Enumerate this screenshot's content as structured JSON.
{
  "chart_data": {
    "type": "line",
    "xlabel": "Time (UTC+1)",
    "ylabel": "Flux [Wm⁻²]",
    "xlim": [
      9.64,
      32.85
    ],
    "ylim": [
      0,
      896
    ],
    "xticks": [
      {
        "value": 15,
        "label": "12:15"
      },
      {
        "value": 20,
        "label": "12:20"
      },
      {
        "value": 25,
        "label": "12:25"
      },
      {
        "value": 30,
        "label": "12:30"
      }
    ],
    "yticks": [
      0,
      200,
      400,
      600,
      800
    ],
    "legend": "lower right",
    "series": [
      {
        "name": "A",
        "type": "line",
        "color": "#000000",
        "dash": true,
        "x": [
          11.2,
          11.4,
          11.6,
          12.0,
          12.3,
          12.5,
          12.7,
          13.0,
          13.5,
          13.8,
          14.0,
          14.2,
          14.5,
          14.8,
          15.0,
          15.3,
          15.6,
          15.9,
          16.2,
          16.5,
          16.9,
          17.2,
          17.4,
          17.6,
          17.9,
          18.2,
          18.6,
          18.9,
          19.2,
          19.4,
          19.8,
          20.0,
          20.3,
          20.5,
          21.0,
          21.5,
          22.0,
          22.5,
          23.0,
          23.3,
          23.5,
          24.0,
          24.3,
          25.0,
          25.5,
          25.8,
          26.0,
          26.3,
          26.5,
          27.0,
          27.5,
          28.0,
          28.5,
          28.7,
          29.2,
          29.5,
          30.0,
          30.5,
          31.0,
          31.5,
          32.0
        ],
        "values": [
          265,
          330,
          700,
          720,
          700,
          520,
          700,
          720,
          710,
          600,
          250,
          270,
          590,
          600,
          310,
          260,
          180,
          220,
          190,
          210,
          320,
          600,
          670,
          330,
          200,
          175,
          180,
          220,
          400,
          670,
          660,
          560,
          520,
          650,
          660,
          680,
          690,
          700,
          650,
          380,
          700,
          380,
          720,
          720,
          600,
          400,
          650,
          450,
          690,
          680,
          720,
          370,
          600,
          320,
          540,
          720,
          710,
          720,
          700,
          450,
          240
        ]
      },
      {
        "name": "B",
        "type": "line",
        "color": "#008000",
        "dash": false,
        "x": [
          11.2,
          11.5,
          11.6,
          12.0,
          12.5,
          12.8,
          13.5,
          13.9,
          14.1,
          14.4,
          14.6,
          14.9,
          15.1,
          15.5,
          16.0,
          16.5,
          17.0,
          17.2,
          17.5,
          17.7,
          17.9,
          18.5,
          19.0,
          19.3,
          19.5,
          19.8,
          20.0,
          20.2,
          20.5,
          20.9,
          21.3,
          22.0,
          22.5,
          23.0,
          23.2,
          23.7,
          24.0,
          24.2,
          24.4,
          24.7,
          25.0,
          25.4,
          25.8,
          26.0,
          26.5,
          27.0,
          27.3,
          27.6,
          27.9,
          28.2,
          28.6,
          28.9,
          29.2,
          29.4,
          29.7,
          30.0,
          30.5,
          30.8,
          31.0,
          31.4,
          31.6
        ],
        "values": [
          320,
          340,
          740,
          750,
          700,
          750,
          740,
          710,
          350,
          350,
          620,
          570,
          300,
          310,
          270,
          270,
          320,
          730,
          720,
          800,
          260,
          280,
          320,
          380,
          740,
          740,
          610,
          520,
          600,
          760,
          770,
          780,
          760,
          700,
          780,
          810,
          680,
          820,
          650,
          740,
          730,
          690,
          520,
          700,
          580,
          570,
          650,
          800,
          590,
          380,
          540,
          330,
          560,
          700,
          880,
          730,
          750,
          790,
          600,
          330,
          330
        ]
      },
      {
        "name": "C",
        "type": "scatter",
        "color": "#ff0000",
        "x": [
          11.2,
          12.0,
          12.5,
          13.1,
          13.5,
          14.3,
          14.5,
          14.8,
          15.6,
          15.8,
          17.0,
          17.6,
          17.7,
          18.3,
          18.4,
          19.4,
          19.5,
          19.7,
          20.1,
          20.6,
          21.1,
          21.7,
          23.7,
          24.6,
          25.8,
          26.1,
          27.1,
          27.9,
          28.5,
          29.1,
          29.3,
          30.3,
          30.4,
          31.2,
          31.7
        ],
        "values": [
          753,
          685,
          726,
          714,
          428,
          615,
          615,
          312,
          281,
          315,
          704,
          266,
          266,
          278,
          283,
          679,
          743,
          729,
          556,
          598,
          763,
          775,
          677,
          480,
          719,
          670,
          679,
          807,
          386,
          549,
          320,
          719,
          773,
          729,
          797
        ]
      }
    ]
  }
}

- - - - - - -

Please output the entire listing exactly as it stands.

### [EXERCISE SOLUTION]
Enumerate this screenshot's content as structured JSON.
{
  "chart_data": {
    "type": "line",
    "xlabel": "Time (UTC+1)",
    "ylabel": "Flux [Wm⁻²]",
    "xlim": [
      9.64,
      32.85
    ],
    "ylim": [
      0,
      896
    ],
    "xticks": [
      {
        "value": 15,
        "label": "12:15"
      },
      {
        "value": 20,
        "label": "12:20"
      },
      {
        "value": 25,
        "label": "12:25"
      },
      {
        "value": 30,
        "label": "12:30"
      }
    ],
    "yticks": [
      0,
      200,
      400,
      600,
      800
    ],
    "legend": "lower right",
    "series": [
      {
        "name": "A",
        "type": "line",
        "color": "#000000",
        "dash": true,
        "x": [
          11.2,
          11.4,
          11.6,
          12.0,
          12.3,
          12.5,
          12.7,
          13.0,
          13.5,
          13.8,
          14.0,
          14.2,
          14.5,
          14.8,
          15.0,
          15.3,
          15.6,
          15.9,
          16.2,
          16.5,
          16.9,
          17.2,
          17.4,
          17.6,
          17.9,
          18.2,
          18.6,
          18.9,
          19.2,
          19.4,
          19.8,
          20.0,
          20.3,
          20.5,
          21.0,
          21.5,
          22.0,
          22.5,
          23.0,
          23.3,
          23.5,
          24.0,
          24.3,
          25.0,
          25.5,
          25.8,
          26.0,
          26.3,
          26.5,
          27.0,
          27.5,
          28.0,
          28.5,
          28.7,
          29.2,
          29.5,
          30.0,
          30.5,
          31.0,
          31.5,
          32.0
        ],
        "values": [
          265,
          330,
          700,
          720,
          700,
          520,
          700,
          720,
          710,
          600,
          250,
          270,
          590,
          600,
          310,
          260,
          180,
          220,
          190,
          210,
          320,
          600,
          670,
          330,
          200,
          175,
          180,
          220,
          400,
          670,
          660,
          560,
          520,
          650,
          660,
          680,
          690,
          700,
          650,
          380,
          700,
          380,
          720,
          720,
          600,
          400,
          650,
          450,
          690,
          680,
          720,
          370,
          600,
          320,
          540,
          720,
          710,
          720,
          700,
          450,
          240
        ]
      },
      {
        "name": "B",
        "type": "line",
        "color": "#008000",
        "dash": false,
        "x": [
          11.2,
          11.5,
          11.6,
          12.0,
          12.5,
          12.8,
          13.5,
          13.9,
          14.1,
          14.4,
          14.6,
          14.9,
          15.1,
          15.5,
          16.0,
          16.5,
          17.0,
          17.2,
          17.5,
          17.7,
          17.9,
          18.5,
          19.0,
          19.3,
          19.5,
          19.8,
          20.0,
          20.2,
          20.5,
          20.9,
          21.3,
          22.0,
          22.5,
          23.0,
          23.2,
          23.7,
          24.0,
          24.2,
          24.4,
          24.7,
          25.0,
          25.4,
          25.8,
          26.0,
          26.5,
          27.0,
          27.3,
          27.6,
          27.9,
          28.2,
          28.6,
          28.9,
          29.2,
          29.4,
          29.7,
          30.0,
          30.5,
          30.8,
          31.0,
          31.4,
          31.6
        ],
        "values": [
          320,
          340,
          740,
          750,
          700,
          750,
          740,
          710,
          350,
          350,
          620,
          570,
          300,
          310,
          270,
          270,
          320,
          730,
          720,
          800,
          260,
          280,
          320,
          380,
          740,
          740,
          610,
          520,
          600,
          760,
          770,
          780,
          760,
          700,
          780,
          810,
          680,
          820,
          650,
          740,
          730,
          690,
          520,
          700,
          580,
          570,
          650,
          800,
          590,
          380,
          540,
          330,
          560,
          700,
          880,
          730,
          750,
          790,
          600,
          330,
          330
        ]
      },
      {
        "name": "C",
        "type": "scatter",
        "color": "#ff0000",
        "x": [
          11.2,
          12.0,
          12.5,
          13.1,
          13.5,
          14.3,
          14.5,
          14.8,
          15.6,
          15.8,
          17.0,
          17.6,
          17.7,
          18.3,
          18.4,
          19.4,
          19.5,
          19.7,
          20.1,
          20.6,
          21.1,
          21.7,
          23.7,
          24.6,
          25.8,
          26.1,
          27.1,
          27.9,
          28.5,
          29.1,
          29.3,
          30.3,
          30.4,
          31.2,
          31.7
        ],
        "values": [
          753,
          685,
          726,
          714,
          428,
          615,
          615,
          312,
          281,
          315,
          704,
          266,
          266,
          278,
          283,
          679,
          743,
          729,
          556,
          598,
          763,
          775,
          677,
          480,
          719,
          670,
          679,
          807,
          386,
          549,
          320,
          719,
          773,
          729,
          797
        ]
      }
    ]
  }
}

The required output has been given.